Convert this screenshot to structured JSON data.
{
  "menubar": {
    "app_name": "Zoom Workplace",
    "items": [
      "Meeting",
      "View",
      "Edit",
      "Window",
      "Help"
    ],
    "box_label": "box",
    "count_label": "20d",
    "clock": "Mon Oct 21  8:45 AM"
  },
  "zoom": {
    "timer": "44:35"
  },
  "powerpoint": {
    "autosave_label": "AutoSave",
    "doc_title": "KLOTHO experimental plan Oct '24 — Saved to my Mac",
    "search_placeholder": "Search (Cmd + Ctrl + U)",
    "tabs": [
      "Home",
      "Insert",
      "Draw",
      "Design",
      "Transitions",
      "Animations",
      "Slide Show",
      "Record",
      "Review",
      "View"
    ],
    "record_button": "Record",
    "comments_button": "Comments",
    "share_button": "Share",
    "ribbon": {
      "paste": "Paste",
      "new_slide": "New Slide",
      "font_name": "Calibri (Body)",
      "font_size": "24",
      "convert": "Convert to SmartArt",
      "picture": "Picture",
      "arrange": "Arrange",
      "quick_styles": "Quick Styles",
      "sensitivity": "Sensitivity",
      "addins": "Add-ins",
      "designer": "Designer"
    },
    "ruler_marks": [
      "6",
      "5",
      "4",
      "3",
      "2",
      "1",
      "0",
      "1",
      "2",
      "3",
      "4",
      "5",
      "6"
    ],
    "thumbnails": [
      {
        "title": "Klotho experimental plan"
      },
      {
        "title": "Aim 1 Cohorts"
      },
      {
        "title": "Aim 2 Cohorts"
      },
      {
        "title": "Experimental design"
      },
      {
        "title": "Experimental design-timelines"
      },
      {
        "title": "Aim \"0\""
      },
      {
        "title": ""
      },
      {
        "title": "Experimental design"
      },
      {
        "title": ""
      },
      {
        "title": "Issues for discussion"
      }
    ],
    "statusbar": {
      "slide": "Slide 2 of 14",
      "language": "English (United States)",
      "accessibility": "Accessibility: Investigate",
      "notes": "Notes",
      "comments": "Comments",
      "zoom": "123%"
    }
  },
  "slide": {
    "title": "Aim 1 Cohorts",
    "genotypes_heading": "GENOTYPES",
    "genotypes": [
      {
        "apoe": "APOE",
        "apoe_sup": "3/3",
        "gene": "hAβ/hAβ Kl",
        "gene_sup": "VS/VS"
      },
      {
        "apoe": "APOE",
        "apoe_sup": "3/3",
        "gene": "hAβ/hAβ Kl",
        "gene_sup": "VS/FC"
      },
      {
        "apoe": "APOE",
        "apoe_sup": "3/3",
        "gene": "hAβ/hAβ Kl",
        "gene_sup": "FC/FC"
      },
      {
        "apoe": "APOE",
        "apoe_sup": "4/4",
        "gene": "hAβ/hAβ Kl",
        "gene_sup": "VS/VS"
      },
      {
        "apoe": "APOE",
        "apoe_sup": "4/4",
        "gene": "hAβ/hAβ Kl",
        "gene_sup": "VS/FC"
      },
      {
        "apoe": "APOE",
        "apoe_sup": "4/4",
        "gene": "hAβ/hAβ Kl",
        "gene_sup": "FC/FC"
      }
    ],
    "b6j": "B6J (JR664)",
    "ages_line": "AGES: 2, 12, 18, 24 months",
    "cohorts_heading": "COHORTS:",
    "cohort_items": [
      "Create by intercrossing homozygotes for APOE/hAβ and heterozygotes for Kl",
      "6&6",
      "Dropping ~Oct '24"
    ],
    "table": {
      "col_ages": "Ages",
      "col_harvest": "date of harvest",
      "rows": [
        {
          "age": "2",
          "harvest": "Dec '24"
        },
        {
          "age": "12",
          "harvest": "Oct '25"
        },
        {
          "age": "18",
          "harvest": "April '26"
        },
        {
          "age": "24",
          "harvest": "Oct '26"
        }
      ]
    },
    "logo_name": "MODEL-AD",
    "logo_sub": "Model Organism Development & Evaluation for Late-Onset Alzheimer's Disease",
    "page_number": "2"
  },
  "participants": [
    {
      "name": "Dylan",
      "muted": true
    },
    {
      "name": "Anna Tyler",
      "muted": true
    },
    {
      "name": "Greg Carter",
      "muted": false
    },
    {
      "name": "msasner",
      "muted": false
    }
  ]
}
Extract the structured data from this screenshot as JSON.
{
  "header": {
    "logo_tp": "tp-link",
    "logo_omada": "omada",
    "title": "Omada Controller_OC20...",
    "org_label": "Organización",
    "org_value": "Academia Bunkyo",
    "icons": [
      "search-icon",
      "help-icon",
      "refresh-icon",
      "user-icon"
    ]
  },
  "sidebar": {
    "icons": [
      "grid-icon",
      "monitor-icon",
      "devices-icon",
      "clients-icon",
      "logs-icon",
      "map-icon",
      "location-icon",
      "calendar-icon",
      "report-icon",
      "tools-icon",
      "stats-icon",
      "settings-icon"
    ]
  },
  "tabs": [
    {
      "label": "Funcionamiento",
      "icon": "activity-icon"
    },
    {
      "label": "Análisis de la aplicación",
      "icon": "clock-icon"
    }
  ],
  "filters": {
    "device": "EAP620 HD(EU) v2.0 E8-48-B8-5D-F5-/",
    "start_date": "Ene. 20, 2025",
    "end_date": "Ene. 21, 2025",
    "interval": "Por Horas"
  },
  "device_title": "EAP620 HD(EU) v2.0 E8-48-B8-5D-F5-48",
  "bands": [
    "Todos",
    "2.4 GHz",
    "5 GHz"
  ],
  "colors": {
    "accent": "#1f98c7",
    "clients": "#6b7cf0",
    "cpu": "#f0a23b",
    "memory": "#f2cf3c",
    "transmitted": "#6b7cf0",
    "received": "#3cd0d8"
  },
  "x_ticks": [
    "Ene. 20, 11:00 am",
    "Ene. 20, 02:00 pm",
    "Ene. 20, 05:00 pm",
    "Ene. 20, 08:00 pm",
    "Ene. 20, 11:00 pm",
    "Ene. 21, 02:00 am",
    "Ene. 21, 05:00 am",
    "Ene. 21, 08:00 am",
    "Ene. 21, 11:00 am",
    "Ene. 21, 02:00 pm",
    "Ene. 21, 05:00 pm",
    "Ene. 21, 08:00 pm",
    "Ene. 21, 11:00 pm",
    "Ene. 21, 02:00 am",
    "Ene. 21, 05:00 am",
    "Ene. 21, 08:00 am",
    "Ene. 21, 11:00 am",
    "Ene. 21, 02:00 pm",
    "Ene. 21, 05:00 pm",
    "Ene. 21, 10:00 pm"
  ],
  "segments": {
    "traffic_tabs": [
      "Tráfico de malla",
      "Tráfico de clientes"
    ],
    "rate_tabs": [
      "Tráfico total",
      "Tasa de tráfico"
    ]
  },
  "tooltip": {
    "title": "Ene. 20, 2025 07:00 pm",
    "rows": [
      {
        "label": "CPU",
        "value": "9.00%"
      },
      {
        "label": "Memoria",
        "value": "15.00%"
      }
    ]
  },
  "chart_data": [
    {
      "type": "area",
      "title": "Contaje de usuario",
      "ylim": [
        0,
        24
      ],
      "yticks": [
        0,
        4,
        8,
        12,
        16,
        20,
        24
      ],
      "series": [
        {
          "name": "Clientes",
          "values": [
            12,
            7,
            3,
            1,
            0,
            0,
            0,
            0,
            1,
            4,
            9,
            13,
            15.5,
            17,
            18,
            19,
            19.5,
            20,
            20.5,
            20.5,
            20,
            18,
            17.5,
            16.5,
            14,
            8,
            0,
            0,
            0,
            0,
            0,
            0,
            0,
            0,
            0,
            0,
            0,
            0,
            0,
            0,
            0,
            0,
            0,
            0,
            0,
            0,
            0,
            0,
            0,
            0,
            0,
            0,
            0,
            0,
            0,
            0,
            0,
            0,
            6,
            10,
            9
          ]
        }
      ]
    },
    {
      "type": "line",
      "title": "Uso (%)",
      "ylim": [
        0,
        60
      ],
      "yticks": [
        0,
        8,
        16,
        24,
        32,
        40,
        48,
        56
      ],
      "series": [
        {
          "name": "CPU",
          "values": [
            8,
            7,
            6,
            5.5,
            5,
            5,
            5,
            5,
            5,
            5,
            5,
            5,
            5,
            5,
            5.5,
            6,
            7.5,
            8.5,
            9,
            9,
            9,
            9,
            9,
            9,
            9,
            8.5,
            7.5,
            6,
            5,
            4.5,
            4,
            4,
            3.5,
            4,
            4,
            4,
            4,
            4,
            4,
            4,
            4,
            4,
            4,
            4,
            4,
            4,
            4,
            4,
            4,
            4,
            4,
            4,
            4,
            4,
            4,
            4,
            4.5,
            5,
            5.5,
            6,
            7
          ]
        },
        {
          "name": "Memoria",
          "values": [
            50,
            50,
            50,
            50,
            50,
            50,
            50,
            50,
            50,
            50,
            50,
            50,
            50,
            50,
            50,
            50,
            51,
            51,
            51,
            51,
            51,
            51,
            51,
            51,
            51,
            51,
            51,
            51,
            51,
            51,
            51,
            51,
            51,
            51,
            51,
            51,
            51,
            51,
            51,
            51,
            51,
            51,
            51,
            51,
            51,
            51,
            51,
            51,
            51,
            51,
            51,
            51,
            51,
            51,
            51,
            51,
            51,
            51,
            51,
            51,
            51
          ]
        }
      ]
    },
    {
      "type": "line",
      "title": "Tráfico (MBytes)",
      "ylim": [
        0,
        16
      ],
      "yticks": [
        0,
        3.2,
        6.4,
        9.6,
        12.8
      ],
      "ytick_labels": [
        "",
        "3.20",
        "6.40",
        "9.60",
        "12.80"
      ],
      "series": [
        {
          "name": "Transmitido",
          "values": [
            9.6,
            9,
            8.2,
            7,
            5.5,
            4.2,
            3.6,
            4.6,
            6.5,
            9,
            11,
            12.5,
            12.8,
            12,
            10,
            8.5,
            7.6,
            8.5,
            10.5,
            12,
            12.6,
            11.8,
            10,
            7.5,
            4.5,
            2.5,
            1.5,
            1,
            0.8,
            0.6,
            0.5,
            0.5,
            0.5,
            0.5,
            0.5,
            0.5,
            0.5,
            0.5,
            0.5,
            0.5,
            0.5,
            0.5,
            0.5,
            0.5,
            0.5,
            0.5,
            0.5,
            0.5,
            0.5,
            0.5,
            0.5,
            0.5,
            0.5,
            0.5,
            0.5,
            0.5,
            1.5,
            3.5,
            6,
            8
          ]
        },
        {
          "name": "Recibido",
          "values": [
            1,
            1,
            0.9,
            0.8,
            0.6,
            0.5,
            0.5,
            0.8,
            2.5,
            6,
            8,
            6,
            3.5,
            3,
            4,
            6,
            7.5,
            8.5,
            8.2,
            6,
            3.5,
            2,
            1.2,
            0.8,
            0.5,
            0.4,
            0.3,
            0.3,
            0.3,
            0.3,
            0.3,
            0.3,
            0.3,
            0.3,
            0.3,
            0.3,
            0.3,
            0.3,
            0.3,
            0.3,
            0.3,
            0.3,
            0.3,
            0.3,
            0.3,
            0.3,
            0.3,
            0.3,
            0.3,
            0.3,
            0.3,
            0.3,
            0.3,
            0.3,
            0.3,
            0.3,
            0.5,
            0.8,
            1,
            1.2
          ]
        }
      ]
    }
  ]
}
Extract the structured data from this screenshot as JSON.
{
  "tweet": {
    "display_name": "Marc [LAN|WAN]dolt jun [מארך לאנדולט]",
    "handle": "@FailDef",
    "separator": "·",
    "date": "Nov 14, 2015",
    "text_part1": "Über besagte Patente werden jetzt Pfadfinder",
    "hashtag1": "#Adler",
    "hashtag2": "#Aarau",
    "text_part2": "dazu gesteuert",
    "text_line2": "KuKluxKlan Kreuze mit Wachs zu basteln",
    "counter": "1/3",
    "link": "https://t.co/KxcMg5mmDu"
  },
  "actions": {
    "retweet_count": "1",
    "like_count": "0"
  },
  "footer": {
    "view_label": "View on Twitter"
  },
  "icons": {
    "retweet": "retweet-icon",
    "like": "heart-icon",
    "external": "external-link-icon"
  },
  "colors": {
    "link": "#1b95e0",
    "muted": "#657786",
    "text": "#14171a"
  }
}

+-------+

Copy the lines from the entries above in which the word "plan" appears.

    "doc_title": "KLOTHO experimental plan Oct '24 — Saved to my Mac",
        "title": "Klotho experimental plan"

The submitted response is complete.